## begin PROVIDED RECORDS

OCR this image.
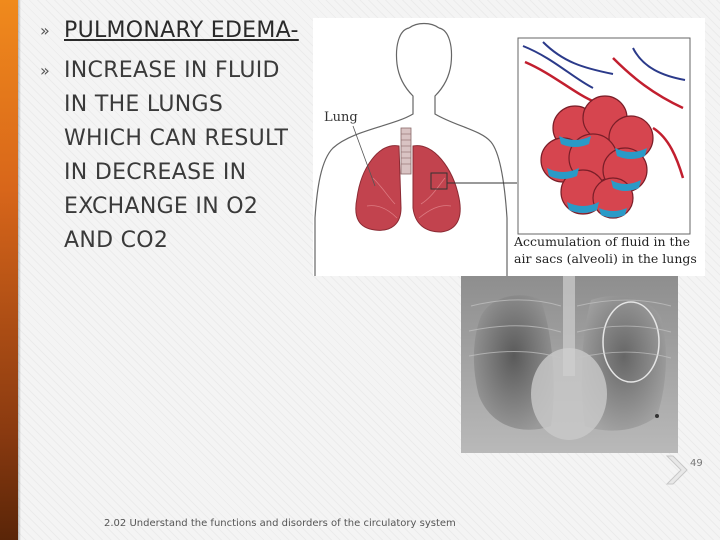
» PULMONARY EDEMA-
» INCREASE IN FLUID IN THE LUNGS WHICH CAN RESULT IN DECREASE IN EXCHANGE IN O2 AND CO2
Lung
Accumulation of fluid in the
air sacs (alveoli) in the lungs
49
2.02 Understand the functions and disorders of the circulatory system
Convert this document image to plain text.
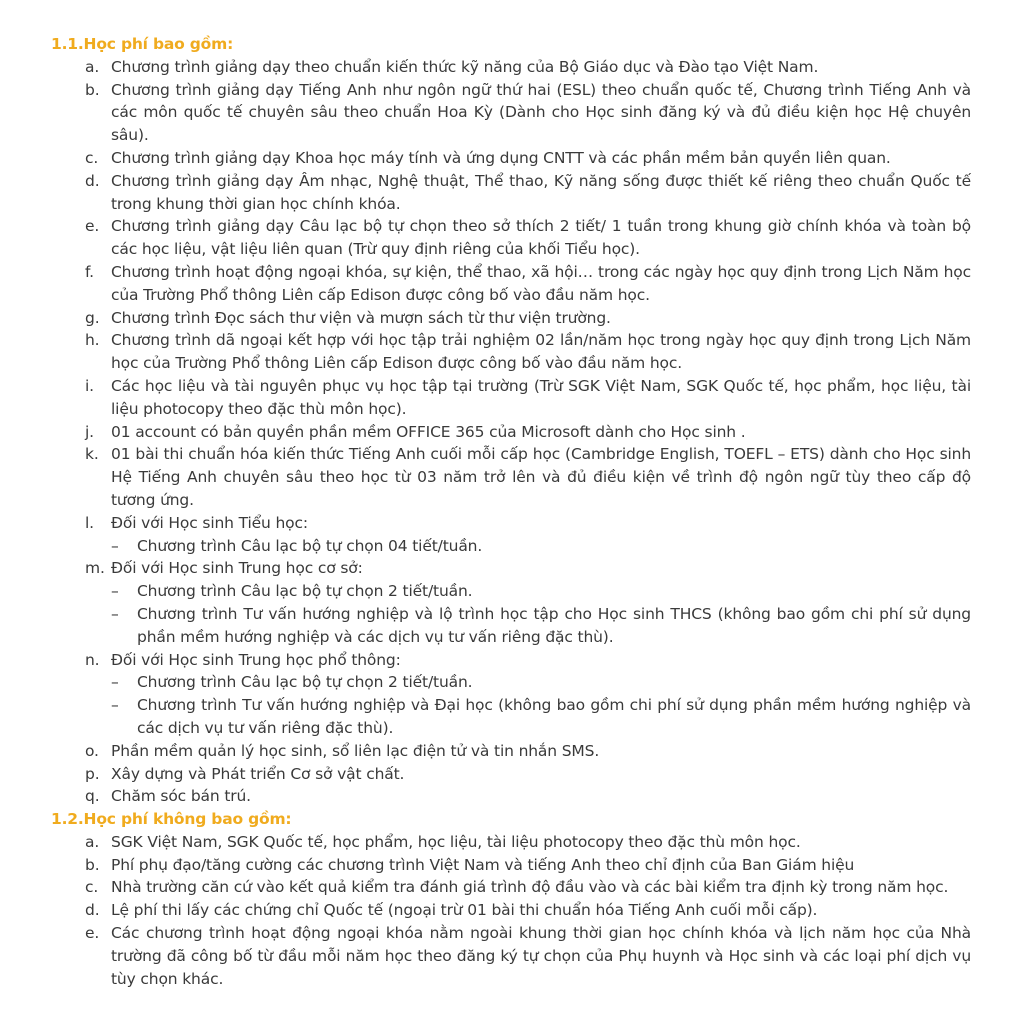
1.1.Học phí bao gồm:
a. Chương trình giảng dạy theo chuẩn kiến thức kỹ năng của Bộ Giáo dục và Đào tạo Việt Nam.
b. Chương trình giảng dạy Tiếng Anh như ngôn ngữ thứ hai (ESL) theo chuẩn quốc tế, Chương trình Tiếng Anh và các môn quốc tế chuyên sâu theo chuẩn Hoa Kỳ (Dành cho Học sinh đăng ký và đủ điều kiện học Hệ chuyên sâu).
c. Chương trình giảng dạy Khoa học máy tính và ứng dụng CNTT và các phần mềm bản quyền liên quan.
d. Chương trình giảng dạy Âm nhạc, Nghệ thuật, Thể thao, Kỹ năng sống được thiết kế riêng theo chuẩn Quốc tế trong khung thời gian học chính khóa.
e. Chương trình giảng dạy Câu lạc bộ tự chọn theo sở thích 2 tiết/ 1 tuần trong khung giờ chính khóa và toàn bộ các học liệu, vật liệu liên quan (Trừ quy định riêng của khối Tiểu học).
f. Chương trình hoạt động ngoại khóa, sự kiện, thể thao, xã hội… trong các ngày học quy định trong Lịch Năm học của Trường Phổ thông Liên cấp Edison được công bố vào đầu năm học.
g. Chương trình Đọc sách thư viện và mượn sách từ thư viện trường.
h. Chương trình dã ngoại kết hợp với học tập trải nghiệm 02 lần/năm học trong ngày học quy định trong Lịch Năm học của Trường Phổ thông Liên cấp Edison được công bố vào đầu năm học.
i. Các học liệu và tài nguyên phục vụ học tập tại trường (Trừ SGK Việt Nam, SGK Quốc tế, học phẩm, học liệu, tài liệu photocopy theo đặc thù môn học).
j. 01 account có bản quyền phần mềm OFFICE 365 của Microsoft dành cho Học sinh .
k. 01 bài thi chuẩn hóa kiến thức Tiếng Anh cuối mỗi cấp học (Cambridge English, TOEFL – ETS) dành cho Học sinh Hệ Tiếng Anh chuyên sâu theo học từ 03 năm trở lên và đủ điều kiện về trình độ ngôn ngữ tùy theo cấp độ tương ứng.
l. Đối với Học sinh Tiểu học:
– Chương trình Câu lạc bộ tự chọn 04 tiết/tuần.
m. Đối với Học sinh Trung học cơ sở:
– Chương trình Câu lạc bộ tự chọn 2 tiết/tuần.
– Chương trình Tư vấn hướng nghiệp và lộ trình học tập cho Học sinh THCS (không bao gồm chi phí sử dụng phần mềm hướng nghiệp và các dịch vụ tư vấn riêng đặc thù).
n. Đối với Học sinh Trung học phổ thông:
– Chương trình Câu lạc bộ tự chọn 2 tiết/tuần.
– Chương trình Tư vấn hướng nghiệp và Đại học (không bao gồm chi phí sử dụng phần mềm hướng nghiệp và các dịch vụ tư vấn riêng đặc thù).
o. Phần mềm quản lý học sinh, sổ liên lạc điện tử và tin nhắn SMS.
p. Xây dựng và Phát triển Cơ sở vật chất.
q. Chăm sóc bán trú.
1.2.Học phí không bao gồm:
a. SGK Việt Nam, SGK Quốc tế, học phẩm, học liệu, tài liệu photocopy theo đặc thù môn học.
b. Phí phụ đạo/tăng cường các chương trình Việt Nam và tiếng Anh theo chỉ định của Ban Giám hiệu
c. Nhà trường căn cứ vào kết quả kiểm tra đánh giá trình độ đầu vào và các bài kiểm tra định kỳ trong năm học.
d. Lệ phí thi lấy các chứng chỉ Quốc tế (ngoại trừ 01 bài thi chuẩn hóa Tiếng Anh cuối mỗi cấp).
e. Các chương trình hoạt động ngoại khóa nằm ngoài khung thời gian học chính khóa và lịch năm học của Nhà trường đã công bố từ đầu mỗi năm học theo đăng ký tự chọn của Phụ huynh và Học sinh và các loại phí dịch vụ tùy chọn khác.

## end PROVIDED RECORDS
## begin PROVIDED RECORDS

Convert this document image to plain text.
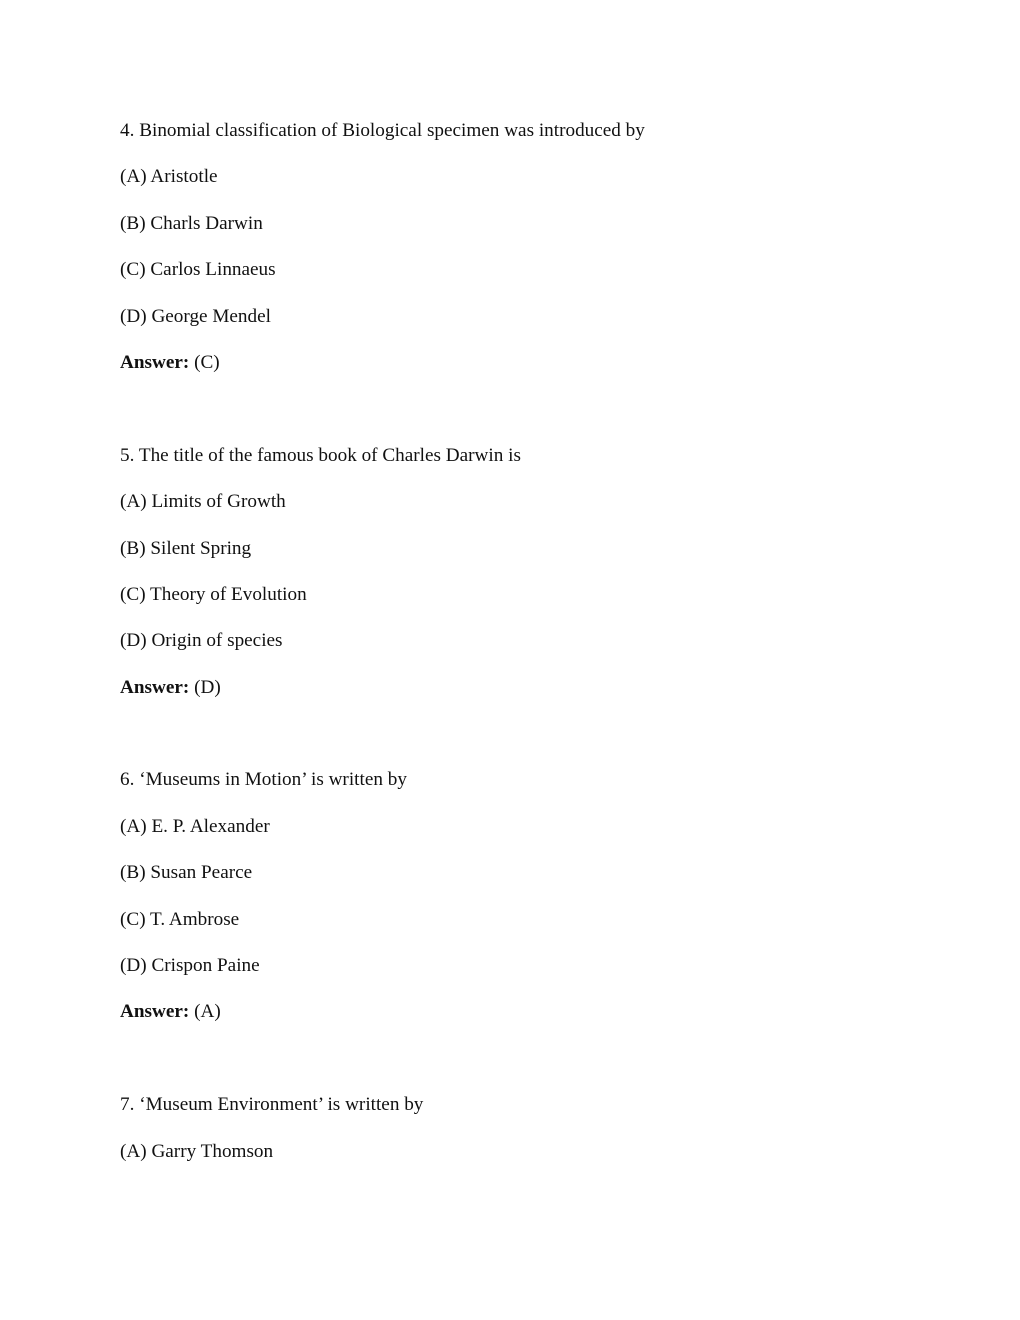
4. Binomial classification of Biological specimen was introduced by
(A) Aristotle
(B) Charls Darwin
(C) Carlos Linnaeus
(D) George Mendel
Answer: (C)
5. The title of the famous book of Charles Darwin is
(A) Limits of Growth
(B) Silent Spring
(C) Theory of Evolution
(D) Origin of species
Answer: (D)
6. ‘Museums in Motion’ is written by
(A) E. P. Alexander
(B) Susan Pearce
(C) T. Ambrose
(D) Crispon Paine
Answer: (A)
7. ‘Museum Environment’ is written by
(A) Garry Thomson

## end PROVIDED RECORDS
## begin PROVIDED RECORDS

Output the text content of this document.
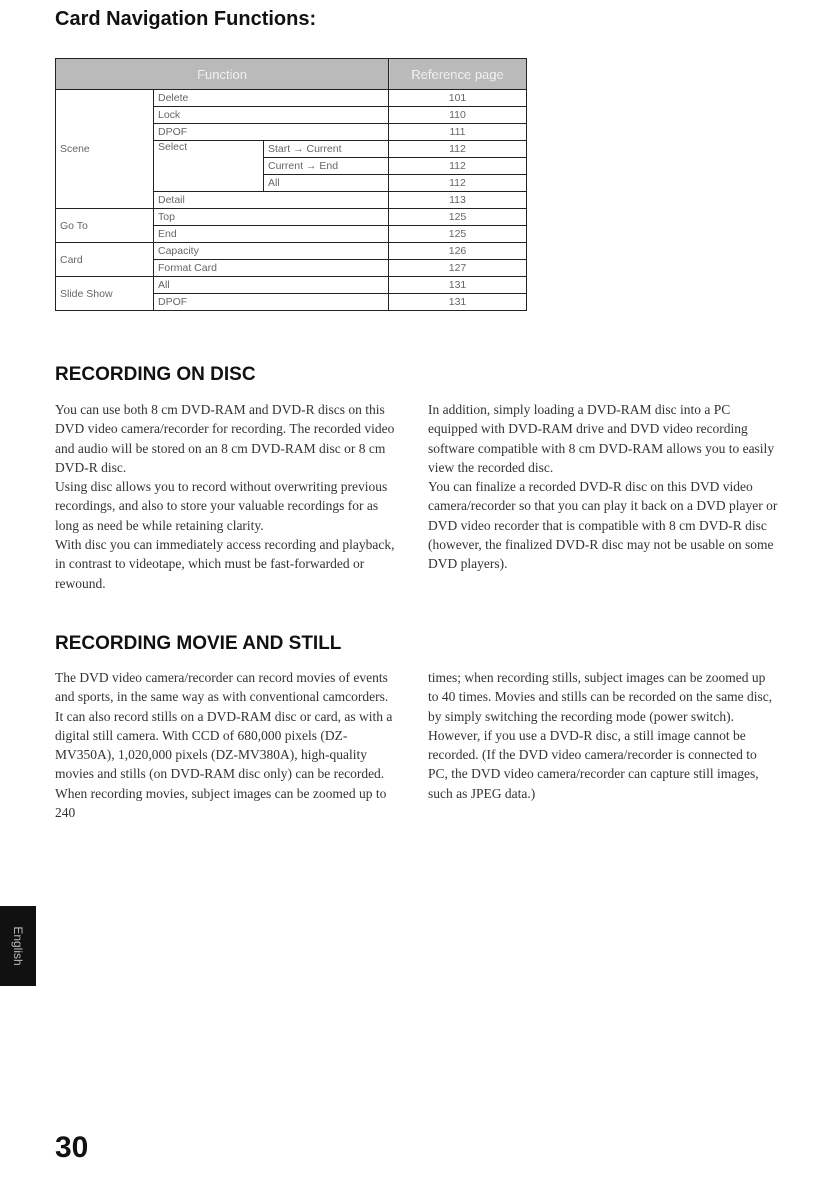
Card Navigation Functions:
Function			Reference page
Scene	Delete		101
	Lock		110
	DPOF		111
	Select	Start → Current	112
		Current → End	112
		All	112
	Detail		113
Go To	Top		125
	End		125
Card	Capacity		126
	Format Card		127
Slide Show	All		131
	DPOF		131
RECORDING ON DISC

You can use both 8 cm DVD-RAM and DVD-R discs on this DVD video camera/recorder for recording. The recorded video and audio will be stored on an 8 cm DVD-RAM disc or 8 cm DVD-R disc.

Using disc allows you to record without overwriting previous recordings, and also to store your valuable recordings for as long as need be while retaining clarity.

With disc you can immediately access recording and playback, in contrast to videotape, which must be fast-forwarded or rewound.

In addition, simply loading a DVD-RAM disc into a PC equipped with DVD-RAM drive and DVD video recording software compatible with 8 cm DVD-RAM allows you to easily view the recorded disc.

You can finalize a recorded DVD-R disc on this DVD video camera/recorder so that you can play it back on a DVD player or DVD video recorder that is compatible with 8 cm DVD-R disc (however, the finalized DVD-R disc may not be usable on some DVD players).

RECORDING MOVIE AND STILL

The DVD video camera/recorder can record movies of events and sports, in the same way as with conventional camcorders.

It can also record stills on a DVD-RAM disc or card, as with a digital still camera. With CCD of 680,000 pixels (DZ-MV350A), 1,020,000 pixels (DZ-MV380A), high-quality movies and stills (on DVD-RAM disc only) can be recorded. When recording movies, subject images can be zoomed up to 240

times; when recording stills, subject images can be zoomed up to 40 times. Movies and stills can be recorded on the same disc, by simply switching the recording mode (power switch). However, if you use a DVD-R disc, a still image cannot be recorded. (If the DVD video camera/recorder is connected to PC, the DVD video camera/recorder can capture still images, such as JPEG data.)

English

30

## end PROVIDED RECORDS

• _EXERCISE INSTRUCTIONS_: Extract each line from the entries above that contains the string "Darwin".

• _COMPLETED EXERCISE_:
(B) Charls Darwin
5. The title of the famous book of Charles Darwin is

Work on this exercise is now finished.